◆ WHAT THIS TASK INVOLVES: Retype every entry in its entirety, without alteration.

— Begin —

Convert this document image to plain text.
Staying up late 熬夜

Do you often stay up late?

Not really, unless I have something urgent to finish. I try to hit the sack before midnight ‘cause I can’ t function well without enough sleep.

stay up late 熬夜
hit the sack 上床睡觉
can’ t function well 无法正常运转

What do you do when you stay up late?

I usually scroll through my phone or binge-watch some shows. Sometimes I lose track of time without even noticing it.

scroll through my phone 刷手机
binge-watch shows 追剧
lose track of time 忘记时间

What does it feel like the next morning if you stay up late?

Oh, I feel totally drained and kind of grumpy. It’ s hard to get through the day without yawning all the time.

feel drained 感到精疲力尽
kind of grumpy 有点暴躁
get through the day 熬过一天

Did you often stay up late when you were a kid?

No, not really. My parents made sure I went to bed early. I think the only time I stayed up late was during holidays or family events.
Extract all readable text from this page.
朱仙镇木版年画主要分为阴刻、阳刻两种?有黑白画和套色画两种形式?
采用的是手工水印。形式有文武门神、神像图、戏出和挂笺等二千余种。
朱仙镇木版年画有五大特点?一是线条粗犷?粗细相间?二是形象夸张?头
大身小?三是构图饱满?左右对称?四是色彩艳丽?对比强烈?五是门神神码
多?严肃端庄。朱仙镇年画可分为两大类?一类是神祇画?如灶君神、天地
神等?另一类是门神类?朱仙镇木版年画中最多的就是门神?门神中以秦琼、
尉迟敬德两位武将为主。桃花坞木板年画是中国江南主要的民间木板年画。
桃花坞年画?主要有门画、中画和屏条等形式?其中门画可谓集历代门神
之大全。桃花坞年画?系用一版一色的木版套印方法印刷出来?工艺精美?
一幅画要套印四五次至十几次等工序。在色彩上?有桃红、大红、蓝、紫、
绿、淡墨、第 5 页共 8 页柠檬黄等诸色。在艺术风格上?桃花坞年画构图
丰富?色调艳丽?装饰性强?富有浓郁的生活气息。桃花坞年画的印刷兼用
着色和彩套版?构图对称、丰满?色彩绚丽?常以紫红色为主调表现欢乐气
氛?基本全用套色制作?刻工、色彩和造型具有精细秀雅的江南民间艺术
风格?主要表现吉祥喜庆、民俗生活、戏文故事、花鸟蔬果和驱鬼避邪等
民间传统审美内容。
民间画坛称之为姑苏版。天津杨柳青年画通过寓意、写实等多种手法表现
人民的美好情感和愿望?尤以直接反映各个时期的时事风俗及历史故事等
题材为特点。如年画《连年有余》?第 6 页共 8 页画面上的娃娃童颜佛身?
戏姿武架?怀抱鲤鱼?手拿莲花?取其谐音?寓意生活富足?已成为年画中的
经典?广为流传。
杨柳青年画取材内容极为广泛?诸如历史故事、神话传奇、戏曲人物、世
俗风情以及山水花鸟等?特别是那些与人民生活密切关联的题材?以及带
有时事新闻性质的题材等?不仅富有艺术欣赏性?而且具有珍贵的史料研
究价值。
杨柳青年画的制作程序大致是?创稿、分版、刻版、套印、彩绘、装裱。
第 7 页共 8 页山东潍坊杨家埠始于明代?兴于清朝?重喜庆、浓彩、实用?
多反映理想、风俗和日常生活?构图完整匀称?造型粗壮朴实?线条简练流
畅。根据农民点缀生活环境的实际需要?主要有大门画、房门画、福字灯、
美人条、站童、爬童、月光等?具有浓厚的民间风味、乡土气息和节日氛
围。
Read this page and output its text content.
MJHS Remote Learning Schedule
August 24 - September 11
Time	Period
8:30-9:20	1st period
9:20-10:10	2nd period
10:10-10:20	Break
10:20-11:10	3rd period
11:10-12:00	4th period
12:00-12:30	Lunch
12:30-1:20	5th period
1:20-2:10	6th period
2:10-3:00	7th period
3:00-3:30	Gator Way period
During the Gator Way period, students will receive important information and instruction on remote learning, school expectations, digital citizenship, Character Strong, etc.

— End —

◆ WORKED ANSWER:
Convert this document image to plain text.
Staying up late 熬夜

Do you often stay up late?

Not really, unless I have something urgent to finish. I try to hit the sack before midnight ‘cause I can’ t function well without enough sleep.

stay up late 熬夜
hit the sack 上床睡觉
can’ t function well 无法正常运转

What do you do when you stay up late?

I usually scroll through my phone or binge-watch some shows. Sometimes I lose track of time without even noticing it.

scroll through my phone 刷手机
binge-watch shows 追剧
lose track of time 忘记时间

What does it feel like the next morning if you stay up late?

Oh, I feel totally drained and kind of grumpy. It’ s hard to get through the day without yawning all the time.

feel drained 感到精疲力尽
kind of grumpy 有点暴躁
get through the day 熬过一天

Did you often stay up late when you were a kid?

No, not really. My parents made sure I went to bed early. I think the only time I stayed up late was during holidays or family events.
Extract all readable text from this page.
朱仙镇木版年画主要分为阴刻、阳刻两种?有黑白画和套色画两种形式?
采用的是手工水印。形式有文武门神、神像图、戏出和挂笺等二千余种。
朱仙镇木版年画有五大特点?一是线条粗犷?粗细相间?二是形象夸张?头
大身小?三是构图饱满?左右对称?四是色彩艳丽?对比强烈?五是门神神码
多?严肃端庄。朱仙镇年画可分为两大类?一类是神祇画?如灶君神、天地
神等?另一类是门神类?朱仙镇木版年画中最多的就是门神?门神中以秦琼、
尉迟敬德两位武将为主。桃花坞木板年画是中国江南主要的民间木板年画。
桃花坞年画?主要有门画、中画和屏条等形式?其中门画可谓集历代门神
之大全。桃花坞年画?系用一版一色的木版套印方法印刷出来?工艺精美?
一幅画要套印四五次至十几次等工序。在色彩上?有桃红、大红、蓝、紫、
绿、淡墨、第 5 页共 8 页柠檬黄等诸色。在艺术风格上?桃花坞年画构图
丰富?色调艳丽?装饰性强?富有浓郁的生活气息。桃花坞年画的印刷兼用
着色和彩套版?构图对称、丰满?色彩绚丽?常以紫红色为主调表现欢乐气
氛?基本全用套色制作?刻工、色彩和造型具有精细秀雅的江南民间艺术
风格?主要表现吉祥喜庆、民俗生活、戏文故事、花鸟蔬果和驱鬼避邪等
民间传统审美内容。
民间画坛称之为姑苏版。天津杨柳青年画通过寓意、写实等多种手法表现
人民的美好情感和愿望?尤以直接反映各个时期的时事风俗及历史故事等
题材为特点。如年画《连年有余》?第 6 页共 8 页画面上的娃娃童颜佛身?
戏姿武架?怀抱鲤鱼?手拿莲花?取其谐音?寓意生活富足?已成为年画中的
经典?广为流传。
杨柳青年画取材内容极为广泛?诸如历史故事、神话传奇、戏曲人物、世
俗风情以及山水花鸟等?特别是那些与人民生活密切关联的题材?以及带
有时事新闻性质的题材等?不仅富有艺术欣赏性?而且具有珍贵的史料研
究价值。
杨柳青年画的制作程序大致是?创稿、分版、刻版、套印、彩绘、装裱。
第 7 页共 8 页山东潍坊杨家埠始于明代?兴于清朝?重喜庆、浓彩、实用?
多反映理想、风俗和日常生活?构图完整匀称?造型粗壮朴实?线条简练流
畅。根据农民点缀生活环境的实际需要?主要有大门画、房门画、福字灯、
美人条、站童、爬童、月光等?具有浓厚的民间风味、乡土气息和节日氛
围。
Read this page and output its text content.
MJHS Remote Learning Schedule
August 24 - September 11
Time	Period
8:30-9:20	1st period
9:20-10:10	2nd period
10:10-10:20	Break
10:20-11:10	3rd period
11:10-12:00	4th period
12:00-12:30	Lunch
12:30-1:20	5th period
1:20-2:10	6th period
2:10-3:00	7th period
3:00-3:30	Gator Way period
During the Gator Way period, students will receive important information and instruction on remote learning, school expectations, digital citizenship, Character Strong, etc.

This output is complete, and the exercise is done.